▸ Goal
Reproduce the data exactly and drop any pictures it holds.

++++++

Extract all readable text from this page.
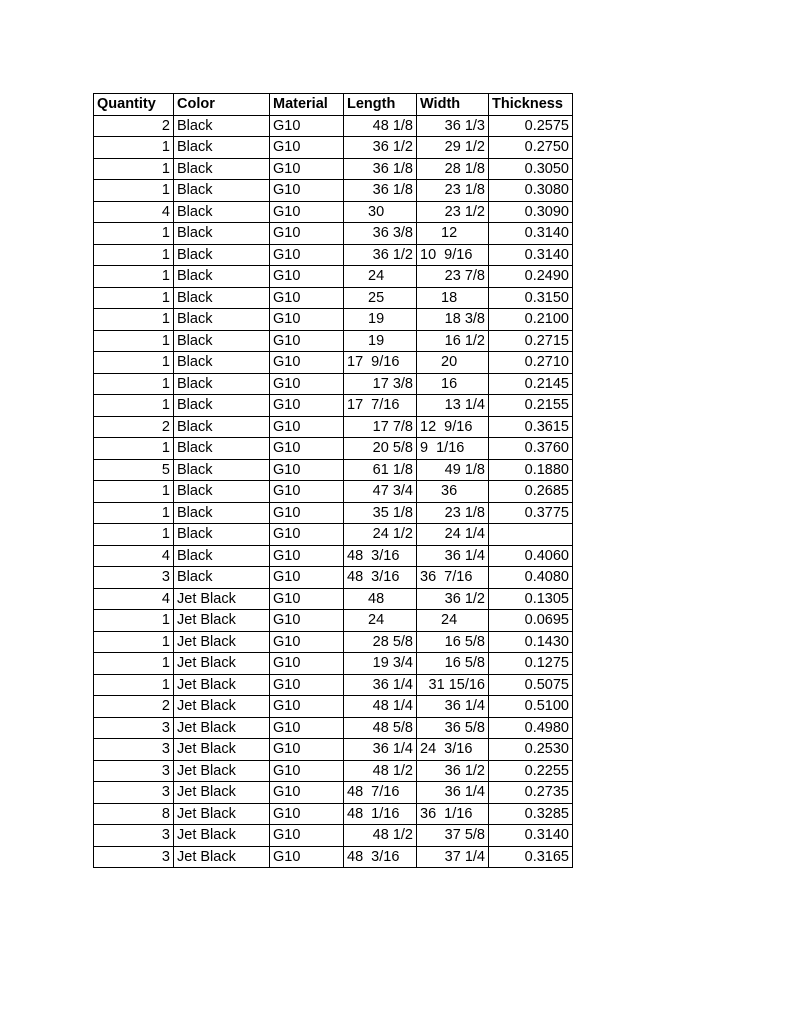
Quantity	Color	Material	Length	Width	Thickness
2	Black	G10	48 1/8	36 1/3	0.2575
1	Black	G10	36 1/2	29 1/2	0.2750
1	Black	G10	36 1/8	28 1/8	0.3050
1	Black	G10	36 1/8	23 1/8	0.3080
4	Black	G10	30	23 1/2	0.3090
1	Black	G10	36 3/8	12	0.3140
1	Black	G10	36 1/2	10  9/16	0.3140
1	Black	G10	24	23 7/8	0.2490
1	Black	G10	25	18	0.3150
1	Black	G10	19	18 3/8	0.2100
1	Black	G10	19	16 1/2	0.2715
1	Black	G10	17  9/16	20	0.2710
1	Black	G10	17 3/8	16	0.2145
1	Black	G10	17  7/16	13 1/4	0.2155
2	Black	G10	17 7/8	12  9/16	0.3615
1	Black	G10	20 5/8	9  1/16	0.3760
5	Black	G10	61 1/8	49 1/8	0.1880
1	Black	G10	47 3/4	36	0.2685
1	Black	G10	35 1/8	23 1/8	0.3775
1	Black	G10	24 1/2	24 1/4	
4	Black	G10	48  3/16	36 1/4	0.4060
3	Black	G10	48  3/16	36  7/16	0.4080
4	Jet Black	G10	48	36 1/2	0.1305
1	Jet Black	G10	24	24	0.0695
1	Jet Black	G10	28 5/8	16 5/8	0.1430
1	Jet Black	G10	19 3/4	16 5/8	0.1275
1	Jet Black	G10	36 1/4	31 15/16	0.5075
2	Jet Black	G10	48 1/4	36 1/4	0.5100
3	Jet Black	G10	48 5/8	36 5/8	0.4980
3	Jet Black	G10	36 1/4	24  3/16	0.2530
3	Jet Black	G10	48 1/2	36 1/2	0.2255
3	Jet Black	G10	48  7/16	36 1/4	0.2735
8	Jet Black	G10	48  1/16	36  1/16	0.3285
3	Jet Black	G10	48 1/2	37 5/8	0.3140
3	Jet Black	G10	48  3/16	37 1/4	0.3165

++++++

▸ Full response
Extract all readable text from this page.
Quantity	Color	Material	Length	Width	Thickness
2	Black	G10	48 1/8	36 1/3	0.2575
1	Black	G10	36 1/2	29 1/2	0.2750
1	Black	G10	36 1/8	28 1/8	0.3050
1	Black	G10	36 1/8	23 1/8	0.3080
4	Black	G10	30	23 1/2	0.3090
1	Black	G10	36 3/8	12	0.3140
1	Black	G10	36 1/2	10  9/16	0.3140
1	Black	G10	24	23 7/8	0.2490
1	Black	G10	25	18	0.3150
1	Black	G10	19	18 3/8	0.2100
1	Black	G10	19	16 1/2	0.2715
1	Black	G10	17  9/16	20	0.2710
1	Black	G10	17 3/8	16	0.2145
1	Black	G10	17  7/16	13 1/4	0.2155
2	Black	G10	17 7/8	12  9/16	0.3615
1	Black	G10	20 5/8	9  1/16	0.3760
5	Black	G10	61 1/8	49 1/8	0.1880
1	Black	G10	47 3/4	36	0.2685
1	Black	G10	35 1/8	23 1/8	0.3775
1	Black	G10	24 1/2	24 1/4	
4	Black	G10	48  3/16	36 1/4	0.4060
3	Black	G10	48  3/16	36  7/16	0.4080
4	Jet Black	G10	48	36 1/2	0.1305
1	Jet Black	G10	24	24	0.0695
1	Jet Black	G10	28 5/8	16 5/8	0.1430
1	Jet Black	G10	19 3/4	16 5/8	0.1275
1	Jet Black	G10	36 1/4	31 15/16	0.5075
2	Jet Black	G10	48 1/4	36 1/4	0.5100
3	Jet Black	G10	48 5/8	36 5/8	0.4980
3	Jet Black	G10	36 1/4	24  3/16	0.2530
3	Jet Black	G10	48 1/2	36 1/2	0.2255
3	Jet Black	G10	48  7/16	36 1/4	0.2735
8	Jet Black	G10	48  1/16	36  1/16	0.3285
3	Jet Black	G10	48 1/2	37 5/8	0.3140
3	Jet Black	G10	48  3/16	37 1/4	0.3165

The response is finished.